- SHORT PROBLEM -
Please write out the data below again, swapping every "bullet-icon" for "bullet-marker" and leaving everything else unchanged. Omit the pictures from your answer.

- SUPPLIED DATA -
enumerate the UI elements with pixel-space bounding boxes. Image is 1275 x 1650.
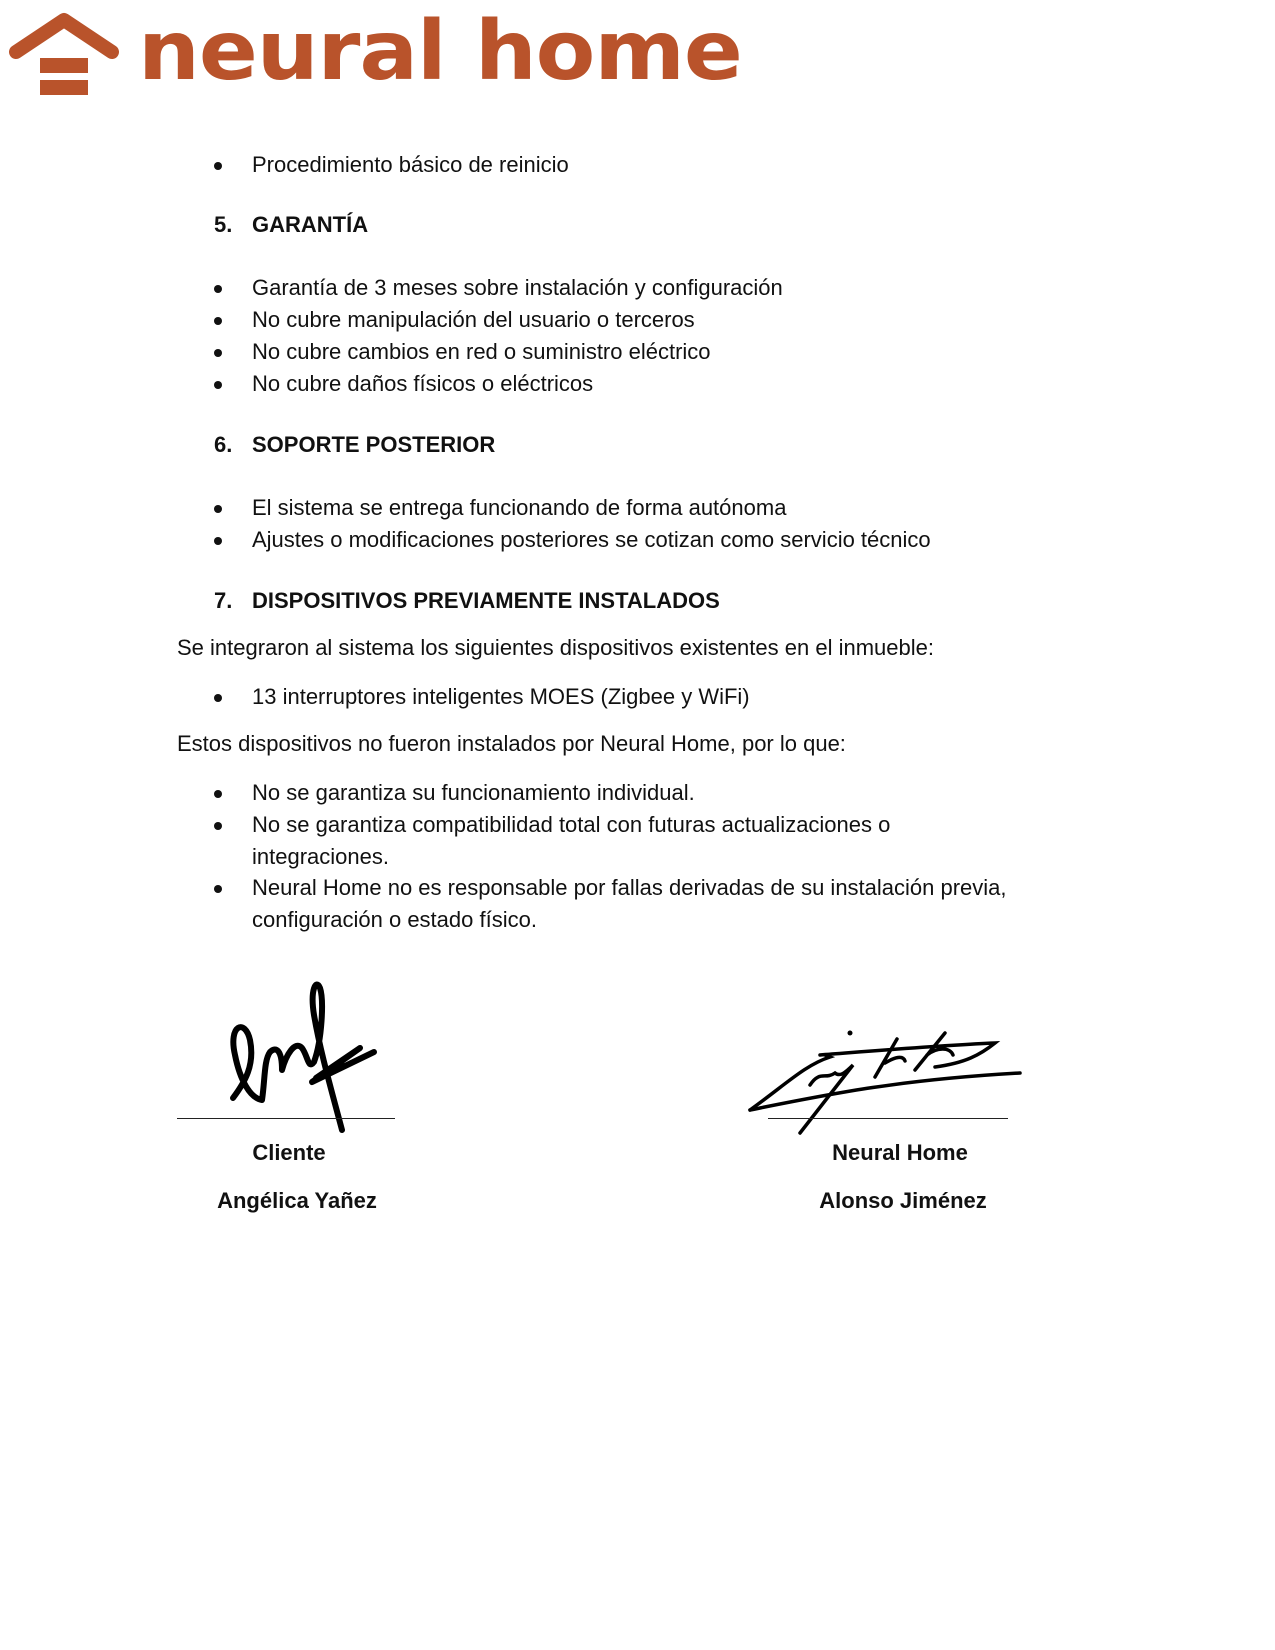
bullet-icon — [214, 885, 222, 893]
signature-name: Angélica Yañez — [217, 1188, 377, 1214]
signature-line — [177, 1118, 395, 1119]
signature-line — [768, 1118, 1008, 1119]
bullet-icon — [214, 285, 222, 293]
signature-name: Alonso Jiménez — [819, 1188, 986, 1214]
section-heading-dispositivos: 7.DISPOSITIVOS PREVIAMENTE INSTALADOS — [214, 585, 720, 617]
signature-role: Cliente — [252, 1140, 325, 1166]
bullet-icon — [214, 381, 222, 389]
house-roof-icon — [8, 12, 120, 96]
section-note: Estos dispositivos no fueron instalados … — [177, 728, 846, 760]
section-heading-garantia: 5.GARANTÍA — [214, 209, 368, 241]
bullet-icon — [214, 505, 222, 513]
bullet-icon — [214, 349, 222, 357]
bullet-icon — [214, 162, 222, 170]
brand-logo: neural home — [8, 8, 708, 100]
section-intro: Se integraron al sistema los siguientes … — [177, 632, 934, 664]
bullet-icon — [214, 694, 222, 702]
handwritten-signature-icon — [220, 970, 390, 1135]
bullet-icon — [214, 317, 222, 325]
signature-role: Neural Home — [832, 1140, 968, 1166]
bullet-icon — [214, 790, 222, 798]
bullet-icon — [214, 822, 222, 830]
section-heading-soporte: 6.SOPORTE POSTERIOR — [214, 429, 495, 461]
handwritten-signature-icon — [745, 1025, 1025, 1140]
bullet-icon — [214, 537, 222, 545]
brand-name: neural home — [138, 11, 742, 93]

- EXPECTED OUTPUT -
enumerate the UI elements with pixel-space bounding boxes. Image is 1275 x 1650.
bullet-marker — [214, 885, 222, 893]
signature-name: Angélica Yañez — [217, 1188, 377, 1214]
signature-line — [177, 1118, 395, 1119]
signature-line — [768, 1118, 1008, 1119]
bullet-marker — [214, 285, 222, 293]
signature-name: Alonso Jiménez — [819, 1188, 986, 1214]
section-heading-dispositivos: 7.DISPOSITIVOS PREVIAMENTE INSTALADOS — [214, 585, 720, 617]
signature-role: Cliente — [252, 1140, 325, 1166]
bullet-marker — [214, 381, 222, 389]
house-roof-icon — [8, 12, 120, 96]
section-note: Estos dispositivos no fueron instalados … — [177, 728, 846, 760]
section-heading-garantia: 5.GARANTÍA — [214, 209, 368, 241]
bullet-marker — [214, 505, 222, 513]
bullet-marker — [214, 349, 222, 357]
bullet-marker — [214, 162, 222, 170]
brand-logo: neural home — [8, 8, 708, 100]
section-intro: Se integraron al sistema los siguientes … — [177, 632, 934, 664]
bullet-marker — [214, 694, 222, 702]
handwritten-signature-icon — [220, 970, 390, 1135]
bullet-marker — [214, 317, 222, 325]
signature-role: Neural Home — [832, 1140, 968, 1166]
bullet-marker — [214, 790, 222, 798]
bullet-marker — [214, 822, 222, 830]
section-heading-soporte: 6.SOPORTE POSTERIOR — [214, 429, 495, 461]
handwritten-signature-icon — [745, 1025, 1025, 1140]
bullet-marker — [214, 537, 222, 545]
brand-name: neural home — [138, 11, 742, 93]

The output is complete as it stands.